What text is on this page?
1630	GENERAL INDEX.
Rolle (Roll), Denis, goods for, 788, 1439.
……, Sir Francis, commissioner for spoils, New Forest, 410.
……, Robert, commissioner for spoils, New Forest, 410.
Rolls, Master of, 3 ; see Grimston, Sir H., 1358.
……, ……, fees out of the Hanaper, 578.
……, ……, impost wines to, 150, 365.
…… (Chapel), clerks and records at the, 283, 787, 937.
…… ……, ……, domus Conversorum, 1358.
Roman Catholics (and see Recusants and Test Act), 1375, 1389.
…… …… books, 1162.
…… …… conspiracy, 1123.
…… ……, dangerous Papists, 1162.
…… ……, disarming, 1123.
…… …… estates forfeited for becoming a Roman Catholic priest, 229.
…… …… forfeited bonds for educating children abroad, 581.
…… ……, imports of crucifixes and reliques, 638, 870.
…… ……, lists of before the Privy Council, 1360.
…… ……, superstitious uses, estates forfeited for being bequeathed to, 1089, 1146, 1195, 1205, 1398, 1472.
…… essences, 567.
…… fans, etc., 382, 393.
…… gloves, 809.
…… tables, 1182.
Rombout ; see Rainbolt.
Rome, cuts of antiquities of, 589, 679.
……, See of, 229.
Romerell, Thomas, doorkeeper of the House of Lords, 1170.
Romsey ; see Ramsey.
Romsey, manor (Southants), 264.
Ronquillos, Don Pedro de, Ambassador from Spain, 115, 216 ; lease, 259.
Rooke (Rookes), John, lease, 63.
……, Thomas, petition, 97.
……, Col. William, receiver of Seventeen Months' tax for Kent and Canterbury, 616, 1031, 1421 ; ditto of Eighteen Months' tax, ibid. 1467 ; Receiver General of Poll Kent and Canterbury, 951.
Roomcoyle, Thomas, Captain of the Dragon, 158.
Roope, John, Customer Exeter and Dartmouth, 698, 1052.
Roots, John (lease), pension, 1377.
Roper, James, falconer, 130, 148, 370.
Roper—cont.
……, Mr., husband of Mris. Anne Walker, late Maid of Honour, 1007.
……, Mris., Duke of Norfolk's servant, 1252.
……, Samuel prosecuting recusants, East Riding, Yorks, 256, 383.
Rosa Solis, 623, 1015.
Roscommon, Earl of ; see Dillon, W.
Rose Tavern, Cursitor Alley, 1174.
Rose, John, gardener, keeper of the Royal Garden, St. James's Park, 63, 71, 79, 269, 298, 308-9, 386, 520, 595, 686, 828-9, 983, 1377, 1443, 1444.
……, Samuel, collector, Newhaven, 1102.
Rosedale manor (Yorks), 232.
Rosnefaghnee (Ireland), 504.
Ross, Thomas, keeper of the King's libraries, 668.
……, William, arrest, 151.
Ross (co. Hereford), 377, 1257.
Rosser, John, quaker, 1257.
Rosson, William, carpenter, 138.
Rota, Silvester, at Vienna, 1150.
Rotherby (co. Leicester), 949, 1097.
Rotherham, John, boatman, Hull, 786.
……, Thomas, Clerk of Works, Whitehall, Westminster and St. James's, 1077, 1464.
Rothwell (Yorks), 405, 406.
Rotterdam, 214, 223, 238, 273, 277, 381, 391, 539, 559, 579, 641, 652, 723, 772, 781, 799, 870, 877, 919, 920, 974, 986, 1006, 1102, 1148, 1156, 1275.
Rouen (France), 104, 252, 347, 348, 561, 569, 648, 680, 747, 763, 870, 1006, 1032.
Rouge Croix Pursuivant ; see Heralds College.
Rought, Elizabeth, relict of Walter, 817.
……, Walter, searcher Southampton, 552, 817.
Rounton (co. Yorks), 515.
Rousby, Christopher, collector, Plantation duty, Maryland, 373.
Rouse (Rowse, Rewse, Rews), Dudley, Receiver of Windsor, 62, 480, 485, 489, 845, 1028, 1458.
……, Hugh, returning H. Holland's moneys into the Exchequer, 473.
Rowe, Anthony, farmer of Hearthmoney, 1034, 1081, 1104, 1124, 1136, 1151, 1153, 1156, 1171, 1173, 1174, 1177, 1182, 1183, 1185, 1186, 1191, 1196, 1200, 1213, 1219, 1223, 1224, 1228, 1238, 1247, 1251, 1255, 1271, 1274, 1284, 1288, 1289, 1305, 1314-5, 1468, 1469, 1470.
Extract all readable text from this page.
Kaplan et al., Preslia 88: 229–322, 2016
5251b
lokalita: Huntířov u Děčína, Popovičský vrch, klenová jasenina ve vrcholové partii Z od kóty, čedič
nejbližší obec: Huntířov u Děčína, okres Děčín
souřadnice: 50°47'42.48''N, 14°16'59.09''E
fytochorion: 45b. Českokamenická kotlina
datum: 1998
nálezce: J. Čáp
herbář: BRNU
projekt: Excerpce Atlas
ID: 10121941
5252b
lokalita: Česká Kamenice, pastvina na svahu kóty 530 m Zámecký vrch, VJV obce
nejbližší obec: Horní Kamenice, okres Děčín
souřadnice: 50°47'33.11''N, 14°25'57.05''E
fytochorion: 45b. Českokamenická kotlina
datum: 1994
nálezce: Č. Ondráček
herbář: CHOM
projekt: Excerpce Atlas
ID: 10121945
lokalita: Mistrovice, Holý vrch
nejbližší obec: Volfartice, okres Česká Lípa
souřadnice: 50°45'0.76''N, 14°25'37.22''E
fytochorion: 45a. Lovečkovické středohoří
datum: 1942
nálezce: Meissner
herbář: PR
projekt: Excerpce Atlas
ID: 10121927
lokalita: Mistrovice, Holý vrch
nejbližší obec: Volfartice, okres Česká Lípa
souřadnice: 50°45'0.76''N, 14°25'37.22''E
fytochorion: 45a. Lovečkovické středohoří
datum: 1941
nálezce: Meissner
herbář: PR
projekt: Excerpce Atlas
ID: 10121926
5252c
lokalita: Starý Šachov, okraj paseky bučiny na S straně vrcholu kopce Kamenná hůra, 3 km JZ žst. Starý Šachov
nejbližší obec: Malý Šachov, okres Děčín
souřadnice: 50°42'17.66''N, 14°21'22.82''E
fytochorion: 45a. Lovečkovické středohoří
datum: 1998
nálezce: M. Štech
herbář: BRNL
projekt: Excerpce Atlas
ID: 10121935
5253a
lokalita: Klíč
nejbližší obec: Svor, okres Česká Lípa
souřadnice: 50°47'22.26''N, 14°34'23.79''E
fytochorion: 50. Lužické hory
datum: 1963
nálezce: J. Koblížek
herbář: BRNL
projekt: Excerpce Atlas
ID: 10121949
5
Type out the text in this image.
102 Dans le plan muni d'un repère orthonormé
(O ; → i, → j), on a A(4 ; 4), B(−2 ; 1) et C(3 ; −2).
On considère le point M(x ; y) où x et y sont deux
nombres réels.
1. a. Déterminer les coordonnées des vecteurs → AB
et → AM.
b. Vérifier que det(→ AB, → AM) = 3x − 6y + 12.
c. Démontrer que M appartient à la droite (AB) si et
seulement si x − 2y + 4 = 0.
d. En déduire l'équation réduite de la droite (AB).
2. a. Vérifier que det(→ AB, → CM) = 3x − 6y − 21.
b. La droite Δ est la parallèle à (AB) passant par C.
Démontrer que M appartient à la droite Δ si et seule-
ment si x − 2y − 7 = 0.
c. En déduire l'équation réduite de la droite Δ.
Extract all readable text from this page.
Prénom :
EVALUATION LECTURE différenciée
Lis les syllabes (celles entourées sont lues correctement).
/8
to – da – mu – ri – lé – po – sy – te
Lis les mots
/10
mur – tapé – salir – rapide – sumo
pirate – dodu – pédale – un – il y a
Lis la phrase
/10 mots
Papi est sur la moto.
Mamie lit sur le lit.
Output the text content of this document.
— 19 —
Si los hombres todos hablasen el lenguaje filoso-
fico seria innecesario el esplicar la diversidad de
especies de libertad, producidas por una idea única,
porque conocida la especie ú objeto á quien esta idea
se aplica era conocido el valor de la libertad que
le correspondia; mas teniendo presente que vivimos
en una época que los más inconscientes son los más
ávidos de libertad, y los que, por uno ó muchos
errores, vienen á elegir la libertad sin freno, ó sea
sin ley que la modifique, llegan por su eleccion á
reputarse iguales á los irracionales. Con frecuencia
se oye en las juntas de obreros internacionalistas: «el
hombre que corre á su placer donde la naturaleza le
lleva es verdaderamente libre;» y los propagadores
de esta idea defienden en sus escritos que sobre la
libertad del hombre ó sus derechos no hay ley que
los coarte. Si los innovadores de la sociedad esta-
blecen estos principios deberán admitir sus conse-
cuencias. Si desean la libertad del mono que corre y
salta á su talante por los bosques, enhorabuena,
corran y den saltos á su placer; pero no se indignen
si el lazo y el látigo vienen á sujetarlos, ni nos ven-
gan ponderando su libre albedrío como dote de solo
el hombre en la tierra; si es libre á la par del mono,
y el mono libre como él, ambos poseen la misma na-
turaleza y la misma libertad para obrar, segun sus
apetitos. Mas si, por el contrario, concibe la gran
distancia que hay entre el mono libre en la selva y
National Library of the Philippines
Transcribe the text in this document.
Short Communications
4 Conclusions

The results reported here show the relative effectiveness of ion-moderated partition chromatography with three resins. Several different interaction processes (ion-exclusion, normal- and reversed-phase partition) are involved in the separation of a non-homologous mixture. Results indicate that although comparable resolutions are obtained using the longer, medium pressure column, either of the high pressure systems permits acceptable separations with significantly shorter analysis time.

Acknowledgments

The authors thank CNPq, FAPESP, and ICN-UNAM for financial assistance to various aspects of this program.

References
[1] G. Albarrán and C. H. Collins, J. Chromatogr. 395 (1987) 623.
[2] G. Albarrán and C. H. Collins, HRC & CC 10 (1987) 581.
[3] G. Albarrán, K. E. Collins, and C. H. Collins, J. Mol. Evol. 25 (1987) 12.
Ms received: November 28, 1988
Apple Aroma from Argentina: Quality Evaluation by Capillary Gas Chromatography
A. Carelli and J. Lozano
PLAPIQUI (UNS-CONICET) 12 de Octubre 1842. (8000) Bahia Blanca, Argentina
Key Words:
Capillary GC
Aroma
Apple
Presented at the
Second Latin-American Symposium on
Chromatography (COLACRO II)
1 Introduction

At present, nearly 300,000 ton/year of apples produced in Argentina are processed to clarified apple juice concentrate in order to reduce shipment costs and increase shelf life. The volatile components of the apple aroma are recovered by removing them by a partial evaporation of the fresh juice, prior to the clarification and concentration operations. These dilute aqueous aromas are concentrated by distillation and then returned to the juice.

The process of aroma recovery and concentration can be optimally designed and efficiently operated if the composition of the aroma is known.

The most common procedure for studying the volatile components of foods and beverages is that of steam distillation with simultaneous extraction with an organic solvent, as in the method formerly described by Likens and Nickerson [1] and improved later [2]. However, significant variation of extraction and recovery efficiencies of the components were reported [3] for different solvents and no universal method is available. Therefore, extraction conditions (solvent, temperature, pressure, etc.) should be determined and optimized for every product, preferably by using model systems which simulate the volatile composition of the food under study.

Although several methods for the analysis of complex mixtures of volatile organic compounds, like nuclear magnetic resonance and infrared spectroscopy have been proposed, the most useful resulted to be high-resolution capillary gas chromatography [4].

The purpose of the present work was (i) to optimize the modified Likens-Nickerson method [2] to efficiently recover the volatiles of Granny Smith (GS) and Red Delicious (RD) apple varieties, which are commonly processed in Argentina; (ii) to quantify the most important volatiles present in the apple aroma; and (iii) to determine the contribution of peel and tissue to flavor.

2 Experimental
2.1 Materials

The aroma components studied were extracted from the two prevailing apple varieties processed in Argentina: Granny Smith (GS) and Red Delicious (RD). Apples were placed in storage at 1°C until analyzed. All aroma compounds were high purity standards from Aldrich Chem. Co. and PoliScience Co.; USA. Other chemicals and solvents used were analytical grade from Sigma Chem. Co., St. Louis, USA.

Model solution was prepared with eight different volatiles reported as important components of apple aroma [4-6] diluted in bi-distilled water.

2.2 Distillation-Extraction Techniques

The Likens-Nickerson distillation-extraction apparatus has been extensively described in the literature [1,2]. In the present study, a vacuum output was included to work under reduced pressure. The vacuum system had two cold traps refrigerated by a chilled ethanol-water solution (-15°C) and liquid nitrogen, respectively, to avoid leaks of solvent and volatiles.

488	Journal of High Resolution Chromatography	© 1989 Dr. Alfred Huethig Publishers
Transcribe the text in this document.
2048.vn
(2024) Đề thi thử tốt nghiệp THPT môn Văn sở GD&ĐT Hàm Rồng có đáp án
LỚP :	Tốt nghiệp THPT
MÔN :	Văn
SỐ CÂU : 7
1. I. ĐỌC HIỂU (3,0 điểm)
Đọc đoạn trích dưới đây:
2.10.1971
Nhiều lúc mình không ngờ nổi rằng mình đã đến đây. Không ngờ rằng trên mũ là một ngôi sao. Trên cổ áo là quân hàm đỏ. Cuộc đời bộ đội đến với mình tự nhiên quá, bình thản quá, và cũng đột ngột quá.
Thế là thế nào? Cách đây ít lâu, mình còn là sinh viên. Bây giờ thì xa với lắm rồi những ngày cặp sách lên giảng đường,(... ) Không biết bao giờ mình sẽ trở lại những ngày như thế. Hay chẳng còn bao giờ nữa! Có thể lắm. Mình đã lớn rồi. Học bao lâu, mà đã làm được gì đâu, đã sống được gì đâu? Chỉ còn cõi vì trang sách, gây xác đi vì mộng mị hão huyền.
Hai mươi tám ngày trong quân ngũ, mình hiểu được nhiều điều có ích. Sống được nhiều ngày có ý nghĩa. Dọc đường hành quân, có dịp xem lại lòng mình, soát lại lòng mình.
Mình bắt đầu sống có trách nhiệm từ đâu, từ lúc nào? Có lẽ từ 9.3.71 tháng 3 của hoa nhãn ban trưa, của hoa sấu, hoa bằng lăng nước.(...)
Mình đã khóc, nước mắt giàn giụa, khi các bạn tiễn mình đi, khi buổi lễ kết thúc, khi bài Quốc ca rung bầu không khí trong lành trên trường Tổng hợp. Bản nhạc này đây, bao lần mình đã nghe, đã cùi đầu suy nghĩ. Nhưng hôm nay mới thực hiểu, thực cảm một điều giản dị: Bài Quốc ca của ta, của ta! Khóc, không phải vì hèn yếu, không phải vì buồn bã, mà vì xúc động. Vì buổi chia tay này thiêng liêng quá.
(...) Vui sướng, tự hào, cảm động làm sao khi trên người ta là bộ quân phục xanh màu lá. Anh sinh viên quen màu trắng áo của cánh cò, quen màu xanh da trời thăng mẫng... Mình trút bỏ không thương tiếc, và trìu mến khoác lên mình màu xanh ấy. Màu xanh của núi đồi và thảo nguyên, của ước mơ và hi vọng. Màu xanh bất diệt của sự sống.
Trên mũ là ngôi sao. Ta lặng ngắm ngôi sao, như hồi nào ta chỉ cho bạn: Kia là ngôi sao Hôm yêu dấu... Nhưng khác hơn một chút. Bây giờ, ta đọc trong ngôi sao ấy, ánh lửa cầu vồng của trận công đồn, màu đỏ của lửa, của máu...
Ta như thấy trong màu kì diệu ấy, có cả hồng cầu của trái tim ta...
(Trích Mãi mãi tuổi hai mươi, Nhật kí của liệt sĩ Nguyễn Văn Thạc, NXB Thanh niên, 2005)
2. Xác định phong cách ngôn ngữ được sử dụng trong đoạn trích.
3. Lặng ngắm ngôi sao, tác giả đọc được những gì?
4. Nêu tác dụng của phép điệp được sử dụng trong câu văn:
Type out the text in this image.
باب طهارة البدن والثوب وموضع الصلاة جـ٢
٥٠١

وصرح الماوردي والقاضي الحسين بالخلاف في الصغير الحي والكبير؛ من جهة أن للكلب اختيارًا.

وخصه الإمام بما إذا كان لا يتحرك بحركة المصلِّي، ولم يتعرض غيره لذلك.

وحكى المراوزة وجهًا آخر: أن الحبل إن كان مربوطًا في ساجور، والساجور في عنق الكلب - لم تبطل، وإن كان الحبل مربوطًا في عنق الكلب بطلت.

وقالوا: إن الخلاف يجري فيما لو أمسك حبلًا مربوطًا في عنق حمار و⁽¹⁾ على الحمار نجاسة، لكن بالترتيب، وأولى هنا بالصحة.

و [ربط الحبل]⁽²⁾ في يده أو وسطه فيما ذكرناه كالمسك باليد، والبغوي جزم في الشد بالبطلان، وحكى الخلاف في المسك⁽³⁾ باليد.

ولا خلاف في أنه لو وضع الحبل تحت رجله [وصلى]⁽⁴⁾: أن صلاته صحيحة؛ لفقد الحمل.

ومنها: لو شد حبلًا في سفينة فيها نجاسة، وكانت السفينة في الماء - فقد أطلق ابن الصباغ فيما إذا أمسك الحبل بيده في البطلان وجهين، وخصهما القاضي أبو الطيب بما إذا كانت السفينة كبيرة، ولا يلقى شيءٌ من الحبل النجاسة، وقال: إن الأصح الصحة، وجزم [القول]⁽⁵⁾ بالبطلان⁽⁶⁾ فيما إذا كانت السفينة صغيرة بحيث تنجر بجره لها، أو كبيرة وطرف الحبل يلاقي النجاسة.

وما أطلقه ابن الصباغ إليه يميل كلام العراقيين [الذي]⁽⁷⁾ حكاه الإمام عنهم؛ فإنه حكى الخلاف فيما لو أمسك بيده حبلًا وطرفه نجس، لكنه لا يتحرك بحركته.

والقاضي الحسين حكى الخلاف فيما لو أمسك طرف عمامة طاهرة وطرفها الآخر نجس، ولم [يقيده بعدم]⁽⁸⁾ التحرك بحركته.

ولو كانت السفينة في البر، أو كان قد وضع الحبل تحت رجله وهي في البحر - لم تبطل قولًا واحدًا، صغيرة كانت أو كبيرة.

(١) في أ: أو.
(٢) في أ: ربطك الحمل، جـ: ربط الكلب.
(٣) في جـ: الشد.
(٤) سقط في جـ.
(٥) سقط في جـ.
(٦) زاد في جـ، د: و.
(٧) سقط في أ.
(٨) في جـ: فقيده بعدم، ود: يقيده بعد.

┄┄┄┄┄┄┄┄┄┄┄┄┄┄┄┄┄┄┄┄

▶ Goal: How many lines in the entries contain the string "مربوط"? Answer with the number only.

▶ Response to the exercise: 2